**GOAL OF THE EXERCISE**
Filter the listing below, copying every line in which the word "lodging" appears.

**Data items**
※ ※ ※

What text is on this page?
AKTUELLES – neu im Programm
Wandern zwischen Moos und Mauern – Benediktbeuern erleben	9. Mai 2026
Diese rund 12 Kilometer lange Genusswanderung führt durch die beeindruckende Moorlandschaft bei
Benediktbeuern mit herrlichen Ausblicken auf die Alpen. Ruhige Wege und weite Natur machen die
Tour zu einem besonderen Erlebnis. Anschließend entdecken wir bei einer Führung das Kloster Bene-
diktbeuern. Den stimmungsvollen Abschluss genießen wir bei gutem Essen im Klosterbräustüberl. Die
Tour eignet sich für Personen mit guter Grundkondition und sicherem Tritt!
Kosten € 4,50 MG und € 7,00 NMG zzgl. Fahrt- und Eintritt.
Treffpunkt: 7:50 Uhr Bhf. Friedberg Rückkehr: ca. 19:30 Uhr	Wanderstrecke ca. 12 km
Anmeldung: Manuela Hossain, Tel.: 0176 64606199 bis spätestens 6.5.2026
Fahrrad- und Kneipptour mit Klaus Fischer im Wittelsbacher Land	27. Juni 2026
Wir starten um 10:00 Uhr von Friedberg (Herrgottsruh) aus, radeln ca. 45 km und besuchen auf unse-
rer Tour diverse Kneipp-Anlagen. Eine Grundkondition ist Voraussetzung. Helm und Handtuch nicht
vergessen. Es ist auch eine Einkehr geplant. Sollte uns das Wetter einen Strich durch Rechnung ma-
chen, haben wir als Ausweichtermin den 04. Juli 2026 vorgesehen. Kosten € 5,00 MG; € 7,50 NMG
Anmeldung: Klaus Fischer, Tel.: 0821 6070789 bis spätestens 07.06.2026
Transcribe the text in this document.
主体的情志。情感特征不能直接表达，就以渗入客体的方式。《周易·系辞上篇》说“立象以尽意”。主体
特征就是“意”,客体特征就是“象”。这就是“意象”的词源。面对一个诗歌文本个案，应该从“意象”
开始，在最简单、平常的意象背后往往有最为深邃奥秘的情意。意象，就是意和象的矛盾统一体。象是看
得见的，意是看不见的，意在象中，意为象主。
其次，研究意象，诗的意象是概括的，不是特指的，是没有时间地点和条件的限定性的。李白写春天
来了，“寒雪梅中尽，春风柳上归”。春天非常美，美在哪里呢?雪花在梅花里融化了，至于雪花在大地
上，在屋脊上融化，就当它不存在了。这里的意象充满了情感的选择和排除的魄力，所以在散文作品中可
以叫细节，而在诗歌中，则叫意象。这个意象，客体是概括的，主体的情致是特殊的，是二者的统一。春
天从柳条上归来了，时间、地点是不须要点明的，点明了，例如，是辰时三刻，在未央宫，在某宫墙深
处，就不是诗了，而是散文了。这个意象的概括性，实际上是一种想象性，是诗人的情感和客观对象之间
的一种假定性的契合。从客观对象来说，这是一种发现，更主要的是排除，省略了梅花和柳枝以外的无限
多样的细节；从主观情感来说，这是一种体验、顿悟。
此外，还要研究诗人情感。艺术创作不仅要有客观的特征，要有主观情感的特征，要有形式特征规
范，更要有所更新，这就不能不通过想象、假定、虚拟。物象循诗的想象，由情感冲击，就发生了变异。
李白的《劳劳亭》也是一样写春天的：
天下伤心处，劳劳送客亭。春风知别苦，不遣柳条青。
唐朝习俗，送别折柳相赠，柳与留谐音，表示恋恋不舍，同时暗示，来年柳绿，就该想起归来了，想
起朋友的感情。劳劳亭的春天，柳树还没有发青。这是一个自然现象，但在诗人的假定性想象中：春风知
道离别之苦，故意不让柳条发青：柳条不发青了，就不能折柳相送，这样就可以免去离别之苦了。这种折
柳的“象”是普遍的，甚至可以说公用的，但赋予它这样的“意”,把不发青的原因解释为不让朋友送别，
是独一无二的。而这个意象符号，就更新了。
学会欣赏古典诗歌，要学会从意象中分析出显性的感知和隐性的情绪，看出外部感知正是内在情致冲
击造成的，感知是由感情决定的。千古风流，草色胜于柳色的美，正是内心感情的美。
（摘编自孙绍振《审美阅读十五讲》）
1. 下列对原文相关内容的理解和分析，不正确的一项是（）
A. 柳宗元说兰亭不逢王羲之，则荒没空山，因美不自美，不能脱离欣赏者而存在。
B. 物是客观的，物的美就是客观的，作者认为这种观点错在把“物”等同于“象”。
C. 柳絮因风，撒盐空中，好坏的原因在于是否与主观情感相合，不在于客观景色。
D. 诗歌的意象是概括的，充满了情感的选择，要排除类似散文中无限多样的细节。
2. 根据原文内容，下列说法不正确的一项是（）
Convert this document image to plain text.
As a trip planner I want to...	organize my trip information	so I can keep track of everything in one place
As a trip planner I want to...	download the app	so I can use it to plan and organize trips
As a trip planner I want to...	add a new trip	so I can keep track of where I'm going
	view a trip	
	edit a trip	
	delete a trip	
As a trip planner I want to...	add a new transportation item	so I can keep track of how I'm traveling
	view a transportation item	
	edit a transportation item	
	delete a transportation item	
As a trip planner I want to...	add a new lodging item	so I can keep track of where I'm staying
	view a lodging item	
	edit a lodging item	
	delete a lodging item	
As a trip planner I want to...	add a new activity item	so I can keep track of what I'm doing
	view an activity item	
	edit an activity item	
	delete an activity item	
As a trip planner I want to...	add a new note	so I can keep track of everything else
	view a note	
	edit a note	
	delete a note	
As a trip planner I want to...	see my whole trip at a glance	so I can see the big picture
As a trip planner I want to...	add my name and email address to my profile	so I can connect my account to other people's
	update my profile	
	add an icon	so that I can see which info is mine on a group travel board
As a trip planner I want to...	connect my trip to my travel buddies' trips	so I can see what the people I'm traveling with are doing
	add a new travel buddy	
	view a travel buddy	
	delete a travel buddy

※ ※ ※

**SOLVED PROBLEM**
As a trip planner I want to...	add a new lodging item	so I can keep track of where I'm staying
	view a lodging item	
	edit a lodging item	
	delete a lodging item	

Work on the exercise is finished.